# Data extracted from a collection
- - -

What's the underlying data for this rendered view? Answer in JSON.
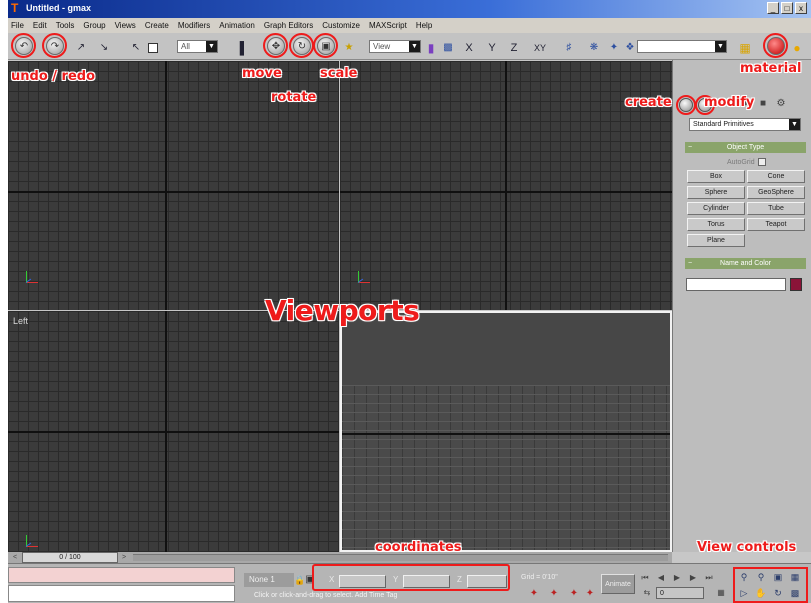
{
  "window": {
    "title": "Untitled - gmax",
    "controls": [
      "_",
      "□",
      "x"
    ]
  },
  "menu": [
    "File",
    "Edit",
    "Tools",
    "Group",
    "Views",
    "Create",
    "Modifiers",
    "Animation",
    "Graph Editors",
    "Customize",
    "MAXScript",
    "Help"
  ],
  "toolbar": {
    "selection_filter": "All",
    "coordinate_system": "View",
    "axis_constraints": [
      "X",
      "Y",
      "Z",
      "XY"
    ]
  },
  "viewports": {
    "left_label": "Left"
  },
  "command_panel": {
    "dropdown": "Standard Primitives",
    "object_type_header": "Object Type",
    "autogrid": "AutoGrid",
    "buttons": [
      "Box",
      "Cone",
      "Sphere",
      "GeoSphere",
      "Cylinder",
      "Tube",
      "Torus",
      "Teapot",
      "Plane"
    ],
    "name_color_header": "Name and Color",
    "object_color": "#8a1438"
  },
  "timeline": {
    "frame": "0 / 100"
  },
  "status": {
    "selection": "None 1",
    "coord_labels": [
      "X",
      "Y",
      "Z"
    ],
    "grid": "Grid = 0'10\"",
    "prompt": "Click or click-and-drag to select. Add Time Tag",
    "animate": "Animate",
    "frame_value": "0"
  },
  "annotations": {
    "undo_redo": "undo / redo",
    "move": "move",
    "rotate": "rotate",
    "scale": "scale",
    "material": "material",
    "create": "create",
    "modify": "modify",
    "viewports": "Viewports",
    "coordinates": "coordinates",
    "view_controls": "View controls"
  },
  "colors": {
    "highlight": "#ee1b1b",
    "viewport": "#3b3b3b",
    "rollout": "#8aa46a"
  }
}
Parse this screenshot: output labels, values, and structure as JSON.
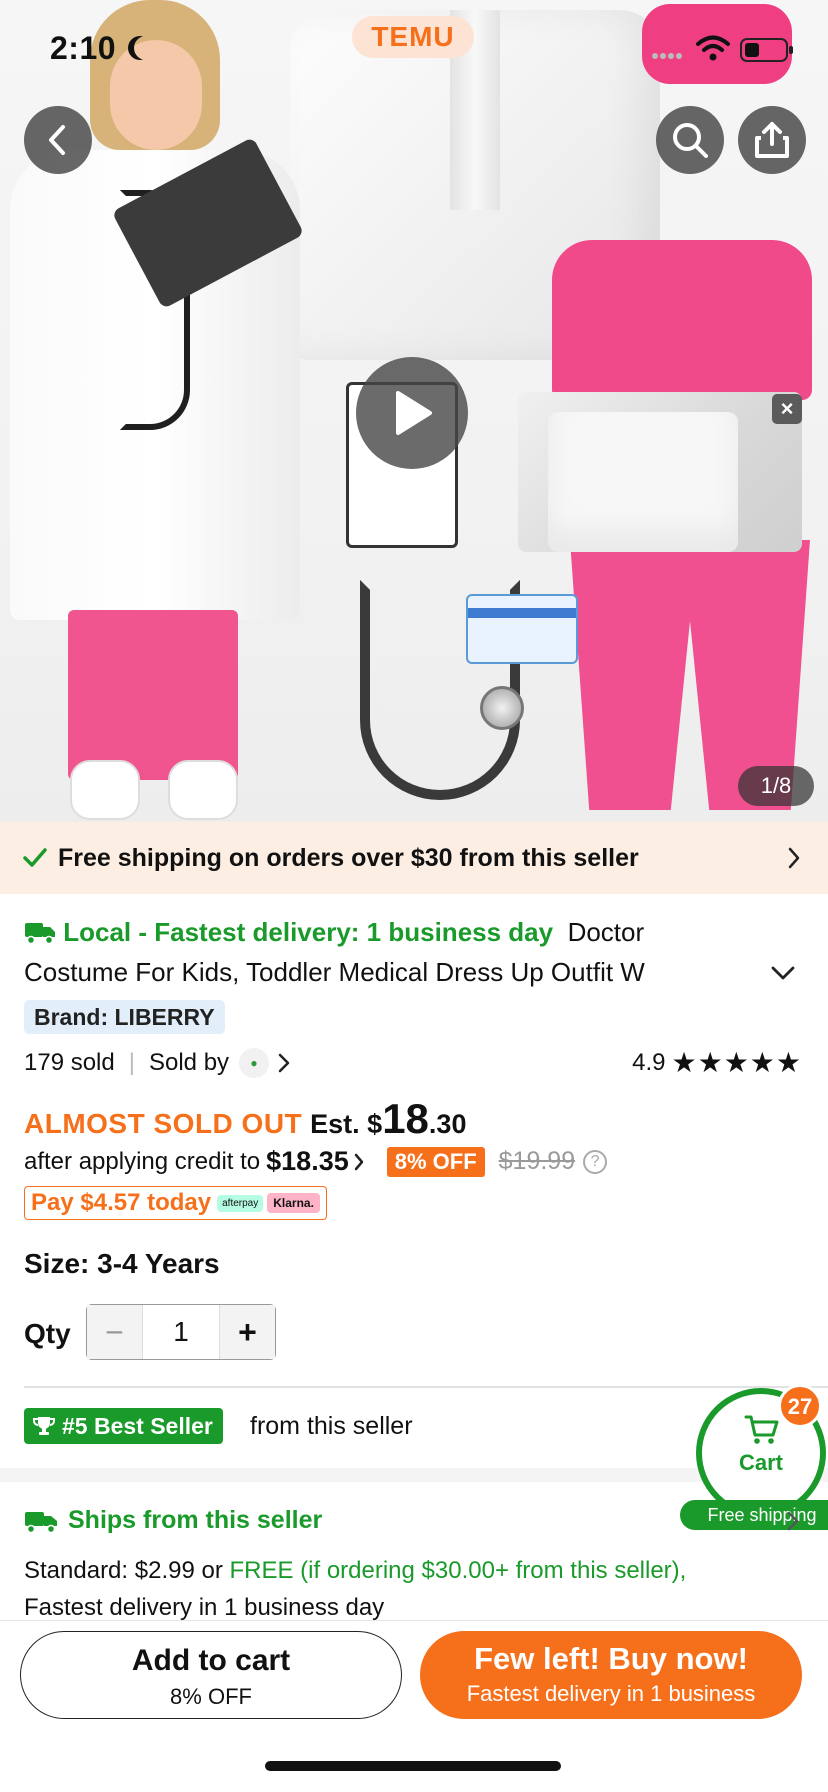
{
  "status_bar": {
    "time": "2:10"
  },
  "brand_logo": "TEMU",
  "gallery": {
    "counter": "1/8"
  },
  "shipping_banner": {
    "text": "Free shipping on orders over $30 from this seller"
  },
  "product": {
    "delivery_tag": "Local - Fastest delivery: 1 business day",
    "title_part1": "Doctor",
    "title_part2": "Costume For Kids, Toddler Medical Dress Up Outfit W",
    "brand": "Brand: LIBERRY",
    "sold": "179 sold",
    "sold_by": "Sold by",
    "rating": "4.9",
    "stars": "★★★★★"
  },
  "price": {
    "almost_sold_out": "ALMOST SOLD OUT",
    "est": "Est. $",
    "dollars": "18",
    "cents": ".30",
    "after_credit": "after applying credit to",
    "credit_amount": "$18.35",
    "discount_badge": "8% OFF",
    "original": "$19.99",
    "pay_today": "Pay $4.57 today",
    "afterpay": "afterpay",
    "klarna": "Klarna."
  },
  "options": {
    "size": "Size: 3-4 Years",
    "qty_label": "Qty",
    "qty_value": "1",
    "qty_minus": "−",
    "qty_plus": "+"
  },
  "best_seller": {
    "badge": "#5 Best Seller",
    "suffix": "from this seller"
  },
  "cart": {
    "count": "27",
    "label": "Cart",
    "free_shipping": "Free shipping"
  },
  "ships": {
    "title": "Ships from this seller",
    "standard": "Standard: $2.99 or ",
    "free_text": "FREE (if ordering $30.00+ from this seller),",
    "fastest": "Fastest delivery in 1 business day"
  },
  "actions": {
    "add_to_cart": "Add to cart",
    "add_sub": "8% OFF",
    "buy_now": "Few left! Buy now!",
    "buy_sub": "Fastest delivery in 1 business"
  },
  "colors": {
    "accent_orange": "#f6701b",
    "green": "#1a9a2a"
  }
}
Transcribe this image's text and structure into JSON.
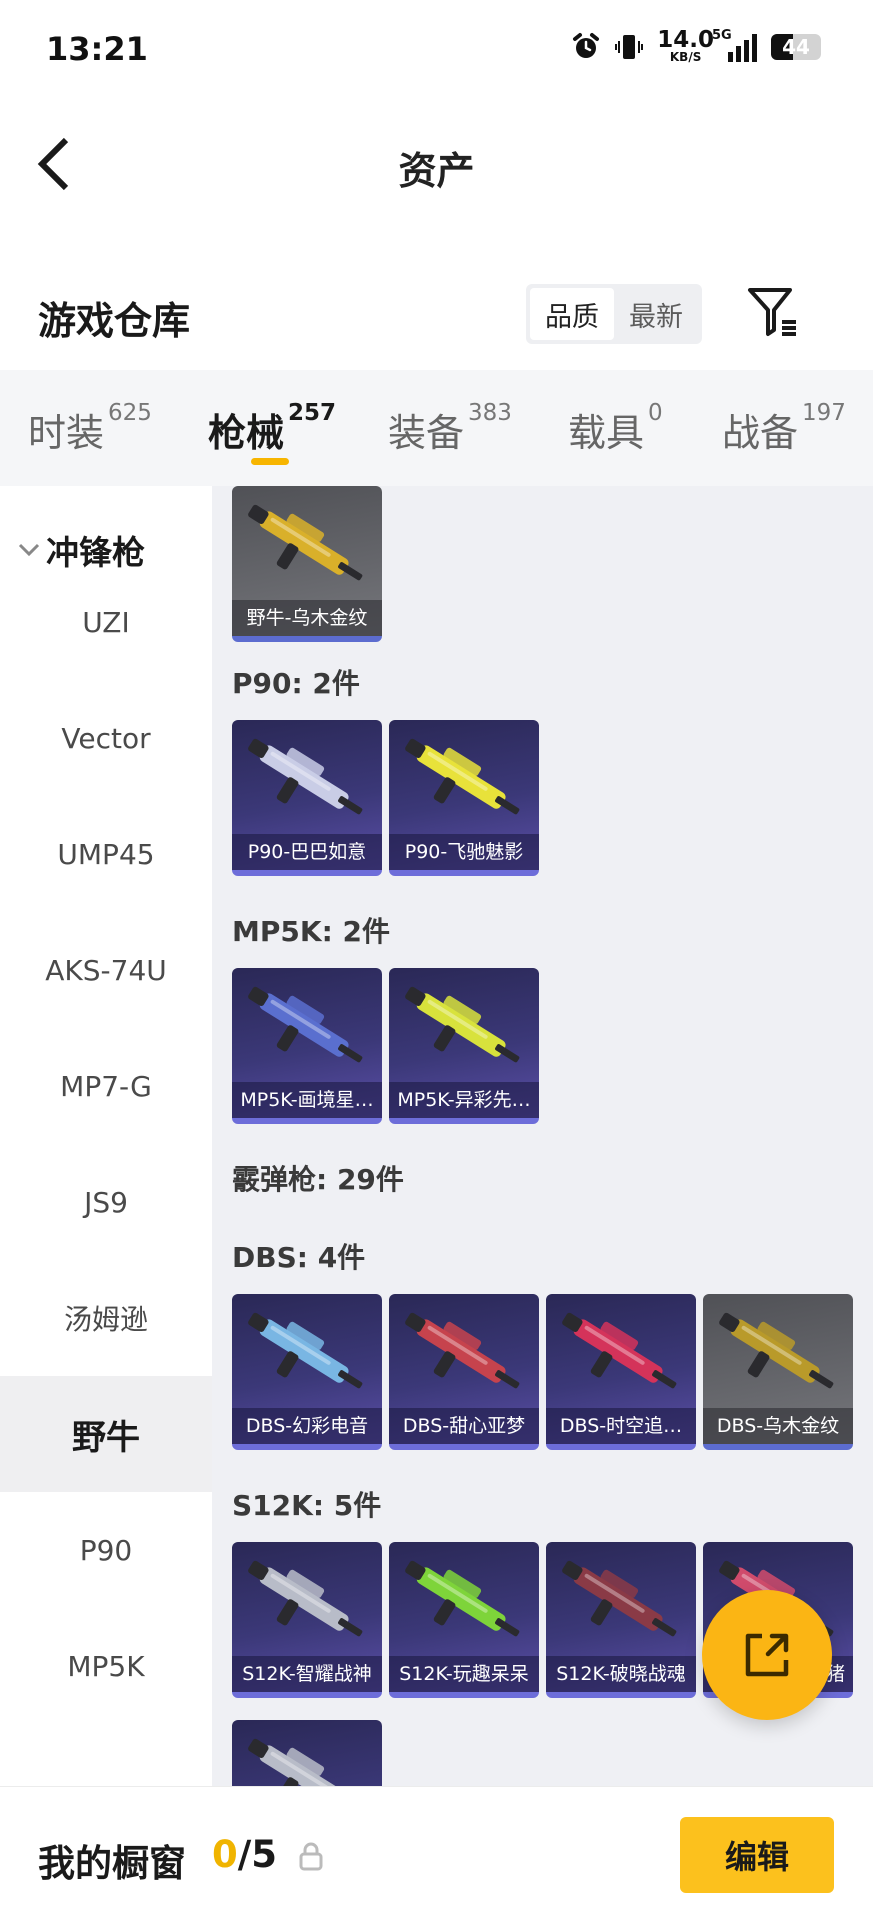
{
  "status_bar": {
    "time": "13:21",
    "net_speed_value": "14.0",
    "net_speed_unit": "KB/S",
    "signal_label": "5G",
    "battery_level": "44",
    "battery_fraction": 0.44,
    "icons": [
      "alarm-icon",
      "vibrate-icon",
      "signal-icon",
      "battery-icon"
    ]
  },
  "header": {
    "title": "资产",
    "back_icon": "chevron-left-icon"
  },
  "warehouse": {
    "title": "游戏仓库",
    "sort_options": [
      "品质",
      "最新"
    ],
    "sort_selected": "品质",
    "filter_icon": "filter-icon"
  },
  "tabs": [
    {
      "label": "时装",
      "count": "625"
    },
    {
      "label": "枪械",
      "count": "257"
    },
    {
      "label": "装备",
      "count": "383"
    },
    {
      "label": "载具",
      "count": "0"
    },
    {
      "label": "战备",
      "count": "197"
    }
  ],
  "active_tab": "枪械",
  "sidebar": {
    "category": "冲锋枪",
    "items": [
      "UZI",
      "Vector",
      "UMP45",
      "AKS-74U",
      "MP7-G",
      "JS9",
      "汤姆逊",
      "野牛",
      "P90",
      "MP5K"
    ],
    "active_item": "野牛"
  },
  "content": {
    "top_cards": [
      {
        "name": "野牛-乌木金纹",
        "rarity": "gray",
        "color": "#d9b02a"
      }
    ],
    "groups": [
      {
        "label": "P90: 2件",
        "cards": [
          {
            "name": "P90-巴巴如意",
            "color": "#c9cde6"
          },
          {
            "name": "P90-飞驰魅影",
            "color": "#e8e23a"
          }
        ]
      },
      {
        "label": "MP5K: 2件",
        "cards": [
          {
            "name": "MP5K-画境星…",
            "color": "#5a6fcf"
          },
          {
            "name": "MP5K-异彩先…",
            "color": "#d8e23c"
          }
        ]
      }
    ],
    "shotgun_label": "霰弹枪: 29件",
    "groups2": [
      {
        "label": "DBS: 4件",
        "cards": [
          {
            "name": "DBS-幻彩电音",
            "color": "#79b6e3"
          },
          {
            "name": "DBS-甜心亚梦",
            "color": "#c6434d"
          },
          {
            "name": "DBS-时空追…",
            "color": "#d4335a"
          },
          {
            "name": "DBS-乌木金纹",
            "color": "#b99a2a",
            "rarity": "gray"
          }
        ]
      },
      {
        "label": "S12K: 5件",
        "cards": [
          {
            "name": "S12K-智耀战神",
            "color": "#b8bcc8"
          },
          {
            "name": "S12K-玩趣呆呆",
            "color": "#7ed43a"
          },
          {
            "name": "S12K-破晓战魂",
            "color": "#8a3a46"
          },
          {
            "name": "猪",
            "color": "#d04b6c"
          }
        ]
      }
    ]
  },
  "fab": {
    "icon": "share-external-icon"
  },
  "bottom_bar": {
    "label": "我的橱窗",
    "current": "0",
    "separator": "/",
    "total": "5",
    "lock_icon": "lock-icon",
    "edit_label": "编辑"
  }
}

- - -

Repeat the data in full and exactly. Omit pictures.

# OUTPUT OF THE EXERCISE
What's the underlying data for this rendered view? Answer in JSON.
{
  "window": {
    "title": "Untitled - gmax",
    "controls": [
      "_",
      "□",
      "x"
    ]
  },
  "menu": [
    "File",
    "Edit",
    "Tools",
    "Group",
    "Views",
    "Create",
    "Modifiers",
    "Animation",
    "Graph Editors",
    "Customize",
    "MAXScript",
    "Help"
  ],
  "toolbar": {
    "selection_filter": "All",
    "coordinate_system": "View",
    "axis_constraints": [
      "X",
      "Y",
      "Z",
      "XY"
    ]
  },
  "viewports": {
    "left_label": "Left"
  },
  "command_panel": {
    "dropdown": "Standard Primitives",
    "object_type_header": "Object Type",
    "autogrid": "AutoGrid",
    "buttons": [
      "Box",
      "Cone",
      "Sphere",
      "GeoSphere",
      "Cylinder",
      "Tube",
      "Torus",
      "Teapot",
      "Plane"
    ],
    "name_color_header": "Name and Color",
    "object_color": "#8a1438"
  },
  "timeline": {
    "frame": "0 / 100"
  },
  "status": {
    "selection": "None 1",
    "coord_labels": [
      "X",
      "Y",
      "Z"
    ],
    "grid": "Grid = 0'10\"",
    "prompt": "Click or click-and-drag to select. Add Time Tag",
    "animate": "Animate",
    "frame_value": "0"
  },
  "annotations": {
    "undo_redo": "undo / redo",
    "move": "move",
    "rotate": "rotate",
    "scale": "scale",
    "material": "material",
    "create": "create",
    "modify": "modify",
    "viewports": "Viewports",
    "coordinates": "coordinates",
    "view_controls": "View controls"
  },
  "colors": {
    "highlight": "#ee1b1b",
    "viewport": "#3b3b3b",
    "rollout": "#8aa46a"
  }
}
Parse this screenshot: output labels, values, and structure as JSON.
{
  "status_bar": {
    "time": "2:10"
  },
  "brand_logo": "TEMU",
  "gallery": {
    "counter": "1/8"
  },
  "shipping_banner": {
    "text": "Free shipping on orders over $30 from this seller"
  },
  "product": {
    "delivery_tag": "Local - Fastest delivery: 1 business day",
    "title_part1": "Doctor",
    "title_part2": "Costume For Kids, Toddler Medical Dress Up Outfit W",
    "brand": "Brand: LIBERRY",
    "sold": "179 sold",
    "sold_by": "Sold by",
    "rating": "4.9",
    "stars": "★★★★★"
  },
  "price": {
    "almost_sold_out": "ALMOST SOLD OUT",
    "est": "Est. $",
    "dollars": "18",
    "cents": ".30",
    "after_credit": "after applying credit to",
    "credit_amount": "$18.35",
    "discount_badge": "8% OFF",
    "original": "$19.99",
    "pay_today": "Pay $4.57 today",
    "afterpay": "afterpay",
    "klarna": "Klarna."
  },
  "options": {
    "size": "Size: 3-4 Years",
    "qty_label": "Qty",
    "qty_value": "1",
    "qty_minus": "−",
    "qty_plus": "+"
  },
  "best_seller": {
    "badge": "#5 Best Seller",
    "suffix": "from this seller"
  },
  "cart": {
    "count": "27",
    "label": "Cart",
    "free_shipping": "Free shipping"
  },
  "ships": {
    "title": "Ships from this seller",
    "standard": "Standard: $2.99 or ",
    "free_text": "FREE (if ordering $30.00+ from this seller),",
    "fastest": "Fastest delivery in 1 business day"
  },
  "actions": {
    "add_to_cart": "Add to cart",
    "add_sub": "8% OFF",
    "buy_now": "Few left! Buy now!",
    "buy_sub": "Fastest delivery in 1 business"
  },
  "colors": {
    "accent_orange": "#f6701b",
    "green": "#1a9a2a"
  }
}
Transcribe this image's text and structure into JSON.
{
  "status_bar": {
    "time": "13:21",
    "net_speed_value": "14.0",
    "net_speed_unit": "KB/S",
    "signal_label": "5G",
    "battery_level": "44",
    "battery_fraction": 0.44,
    "icons": [
      "alarm-icon",
      "vibrate-icon",
      "signal-icon",
      "battery-icon"
    ]
  },
  "header": {
    "title": "资产",
    "back_icon": "chevron-left-icon"
  },
  "warehouse": {
    "title": "游戏仓库",
    "sort_options": [
      "品质",
      "最新"
    ],
    "sort_selected": "品质",
    "filter_icon": "filter-icon"
  },
  "tabs": [
    {
      "label": "时装",
      "count": "625"
    },
    {
      "label": "枪械",
      "count": "257"
    },
    {
      "label": "装备",
      "count": "383"
    },
    {
      "label": "载具",
      "count": "0"
    },
    {
      "label": "战备",
      "count": "197"
    }
  ],
  "active_tab": "枪械",
  "sidebar": {
    "category": "冲锋枪",
    "items": [
      "UZI",
      "Vector",
      "UMP45",
      "AKS-74U",
      "MP7-G",
      "JS9",
      "汤姆逊",
      "野牛",
      "P90",
      "MP5K"
    ],
    "active_item": "野牛"
  },
  "content": {
    "top_cards": [
      {
        "name": "野牛-乌木金纹",
        "rarity": "gray",
        "color": "#d9b02a"
      }
    ],
    "groups": [
      {
        "label": "P90: 2件",
        "cards": [
          {
            "name": "P90-巴巴如意",
            "color": "#c9cde6"
          },
          {
            "name": "P90-飞驰魅影",
            "color": "#e8e23a"
          }
        ]
      },
      {
        "label": "MP5K: 2件",
        "cards": [
          {
            "name": "MP5K-画境星…",
            "color": "#5a6fcf"
          },
          {
            "name": "MP5K-异彩先…",
            "color": "#d8e23c"
          }
        ]
      }
    ],
    "shotgun_label": "霰弹枪: 29件",
    "groups2": [
      {
        "label": "DBS: 4件",
        "cards": [
          {
            "name": "DBS-幻彩电音",
            "color": "#79b6e3"
          },
          {
            "name": "DBS-甜心亚梦",
            "color": "#c6434d"
          },
          {
            "name": "DBS-时空追…",
            "color": "#d4335a"
          },
          {
            "name": "DBS-乌木金纹",
            "color": "#b99a2a",
            "rarity": "gray"
          }
        ]
      },
      {
        "label": "S12K: 5件",
        "cards": [
          {
            "name": "S12K-智耀战神",
            "color": "#b8bcc8"
          },
          {
            "name": "S12K-玩趣呆呆",
            "color": "#7ed43a"
          },
          {
            "name": "S12K-破晓战魂",
            "color": "#8a3a46"
          },
          {
            "name": "猪",
            "color": "#d04b6c"
          }
        ]
      }
    ]
  },
  "fab": {
    "icon": "share-external-icon"
  },
  "bottom_bar": {
    "label": "我的橱窗",
    "current": "0",
    "separator": "/",
    "total": "5",
    "lock_icon": "lock-icon",
    "edit_label": "编辑"
  }
}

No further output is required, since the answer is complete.